- _Task brief_:
Quote all of the data below exactly, please.

- _Stored data_:
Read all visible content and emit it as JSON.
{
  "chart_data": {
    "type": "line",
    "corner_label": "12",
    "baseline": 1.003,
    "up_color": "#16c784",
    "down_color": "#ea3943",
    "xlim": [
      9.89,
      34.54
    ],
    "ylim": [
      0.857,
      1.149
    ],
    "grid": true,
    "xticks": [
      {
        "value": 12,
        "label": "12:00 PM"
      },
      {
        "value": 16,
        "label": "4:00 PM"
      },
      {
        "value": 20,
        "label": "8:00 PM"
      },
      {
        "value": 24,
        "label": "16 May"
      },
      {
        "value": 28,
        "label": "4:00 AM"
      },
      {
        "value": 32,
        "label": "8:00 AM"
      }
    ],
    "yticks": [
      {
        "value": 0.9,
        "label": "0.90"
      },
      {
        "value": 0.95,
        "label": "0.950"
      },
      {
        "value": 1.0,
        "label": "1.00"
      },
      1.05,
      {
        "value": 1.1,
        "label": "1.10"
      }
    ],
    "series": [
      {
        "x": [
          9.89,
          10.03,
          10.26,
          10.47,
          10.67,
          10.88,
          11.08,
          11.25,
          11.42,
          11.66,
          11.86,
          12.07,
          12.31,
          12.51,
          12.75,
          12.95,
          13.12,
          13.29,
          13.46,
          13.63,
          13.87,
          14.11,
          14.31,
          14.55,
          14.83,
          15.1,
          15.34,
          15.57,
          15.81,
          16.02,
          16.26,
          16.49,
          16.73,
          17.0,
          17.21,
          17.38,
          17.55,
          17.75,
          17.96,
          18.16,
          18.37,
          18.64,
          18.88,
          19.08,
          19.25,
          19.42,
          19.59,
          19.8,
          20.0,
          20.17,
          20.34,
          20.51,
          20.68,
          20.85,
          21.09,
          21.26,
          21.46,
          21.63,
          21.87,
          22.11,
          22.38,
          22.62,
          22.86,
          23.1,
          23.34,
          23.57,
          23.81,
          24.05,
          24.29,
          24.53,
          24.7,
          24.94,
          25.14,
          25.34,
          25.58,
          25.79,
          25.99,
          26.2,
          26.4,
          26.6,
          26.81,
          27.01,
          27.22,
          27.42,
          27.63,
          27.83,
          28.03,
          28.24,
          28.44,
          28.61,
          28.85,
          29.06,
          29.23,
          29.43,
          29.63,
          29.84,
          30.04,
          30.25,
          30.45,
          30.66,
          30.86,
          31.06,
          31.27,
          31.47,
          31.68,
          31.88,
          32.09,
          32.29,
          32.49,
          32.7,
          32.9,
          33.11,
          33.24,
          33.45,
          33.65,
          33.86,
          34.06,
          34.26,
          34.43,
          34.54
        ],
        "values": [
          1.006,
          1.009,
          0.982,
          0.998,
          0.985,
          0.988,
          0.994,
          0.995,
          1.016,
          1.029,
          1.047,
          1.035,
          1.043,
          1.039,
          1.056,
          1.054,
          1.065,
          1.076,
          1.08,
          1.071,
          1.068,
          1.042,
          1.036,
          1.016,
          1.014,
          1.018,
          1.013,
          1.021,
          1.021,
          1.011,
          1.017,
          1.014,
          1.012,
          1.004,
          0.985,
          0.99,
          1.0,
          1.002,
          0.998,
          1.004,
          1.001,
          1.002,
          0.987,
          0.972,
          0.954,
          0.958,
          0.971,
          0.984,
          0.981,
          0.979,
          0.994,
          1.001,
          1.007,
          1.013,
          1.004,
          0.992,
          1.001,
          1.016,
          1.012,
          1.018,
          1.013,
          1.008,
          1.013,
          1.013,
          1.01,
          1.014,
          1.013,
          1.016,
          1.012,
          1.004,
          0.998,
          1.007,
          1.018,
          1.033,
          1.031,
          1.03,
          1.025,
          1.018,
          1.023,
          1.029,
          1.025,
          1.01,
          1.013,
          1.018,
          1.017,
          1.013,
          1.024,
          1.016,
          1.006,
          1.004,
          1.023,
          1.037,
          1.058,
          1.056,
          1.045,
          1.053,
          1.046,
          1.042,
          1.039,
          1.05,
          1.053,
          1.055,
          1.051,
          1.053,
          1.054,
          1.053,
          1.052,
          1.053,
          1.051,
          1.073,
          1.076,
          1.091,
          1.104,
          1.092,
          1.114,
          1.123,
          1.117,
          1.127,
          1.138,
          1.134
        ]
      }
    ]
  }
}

- _Reply to the task_:
Read all visible content and emit it as JSON.
{
  "chart_data": {
    "type": "line",
    "corner_label": "12",
    "baseline": 1.003,
    "up_color": "#16c784",
    "down_color": "#ea3943",
    "xlim": [
      9.89,
      34.54
    ],
    "ylim": [
      0.857,
      1.149
    ],
    "grid": true,
    "xticks": [
      {
        "value": 12,
        "label": "12:00 PM"
      },
      {
        "value": 16,
        "label": "4:00 PM"
      },
      {
        "value": 20,
        "label": "8:00 PM"
      },
      {
        "value": 24,
        "label": "16 May"
      },
      {
        "value": 28,
        "label": "4:00 AM"
      },
      {
        "value": 32,
        "label": "8:00 AM"
      }
    ],
    "yticks": [
      {
        "value": 0.9,
        "label": "0.90"
      },
      {
        "value": 0.95,
        "label": "0.950"
      },
      {
        "value": 1.0,
        "label": "1.00"
      },
      1.05,
      {
        "value": 1.1,
        "label": "1.10"
      }
    ],
    "series": [
      {
        "x": [
          9.89,
          10.03,
          10.26,
          10.47,
          10.67,
          10.88,
          11.08,
          11.25,
          11.42,
          11.66,
          11.86,
          12.07,
          12.31,
          12.51,
          12.75,
          12.95,
          13.12,
          13.29,
          13.46,
          13.63,
          13.87,
          14.11,
          14.31,
          14.55,
          14.83,
          15.1,
          15.34,
          15.57,
          15.81,
          16.02,
          16.26,
          16.49,
          16.73,
          17.0,
          17.21,
          17.38,
          17.55,
          17.75,
          17.96,
          18.16,
          18.37,
          18.64,
          18.88,
          19.08,
          19.25,
          19.42,
          19.59,
          19.8,
          20.0,
          20.17,
          20.34,
          20.51,
          20.68,
          20.85,
          21.09,
          21.26,
          21.46,
          21.63,
          21.87,
          22.11,
          22.38,
          22.62,
          22.86,
          23.1,
          23.34,
          23.57,
          23.81,
          24.05,
          24.29,
          24.53,
          24.7,
          24.94,
          25.14,
          25.34,
          25.58,
          25.79,
          25.99,
          26.2,
          26.4,
          26.6,
          26.81,
          27.01,
          27.22,
          27.42,
          27.63,
          27.83,
          28.03,
          28.24,
          28.44,
          28.61,
          28.85,
          29.06,
          29.23,
          29.43,
          29.63,
          29.84,
          30.04,
          30.25,
          30.45,
          30.66,
          30.86,
          31.06,
          31.27,
          31.47,
          31.68,
          31.88,
          32.09,
          32.29,
          32.49,
          32.7,
          32.9,
          33.11,
          33.24,
          33.45,
          33.65,
          33.86,
          34.06,
          34.26,
          34.43,
          34.54
        ],
        "values": [
          1.006,
          1.009,
          0.982,
          0.998,
          0.985,
          0.988,
          0.994,
          0.995,
          1.016,
          1.029,
          1.047,
          1.035,
          1.043,
          1.039,
          1.056,
          1.054,
          1.065,
          1.076,
          1.08,
          1.071,
          1.068,
          1.042,
          1.036,
          1.016,
          1.014,
          1.018,
          1.013,
          1.021,
          1.021,
          1.011,
          1.017,
          1.014,
          1.012,
          1.004,
          0.985,
          0.99,
          1.0,
          1.002,
          0.998,
          1.004,
          1.001,
          1.002,
          0.987,
          0.972,
          0.954,
          0.958,
          0.971,
          0.984,
          0.981,
          0.979,
          0.994,
          1.001,
          1.007,
          1.013,
          1.004,
          0.992,
          1.001,
          1.016,
          1.012,
          1.018,
          1.013,
          1.008,
          1.013,
          1.013,
          1.01,
          1.014,
          1.013,
          1.016,
          1.012,
          1.004,
          0.998,
          1.007,
          1.018,
          1.033,
          1.031,
          1.03,
          1.025,
          1.018,
          1.023,
          1.029,
          1.025,
          1.01,
          1.013,
          1.018,
          1.017,
          1.013,
          1.024,
          1.016,
          1.006,
          1.004,
          1.023,
          1.037,
          1.058,
          1.056,
          1.045,
          1.053,
          1.046,
          1.042,
          1.039,
          1.05,
          1.053,
          1.055,
          1.051,
          1.053,
          1.054,
          1.053,
          1.052,
          1.053,
          1.051,
          1.073,
          1.076,
          1.091,
          1.104,
          1.092,
          1.114,
          1.123,
          1.117,
          1.127,
          1.138,
          1.134
        ]
      }
    ]
  }
}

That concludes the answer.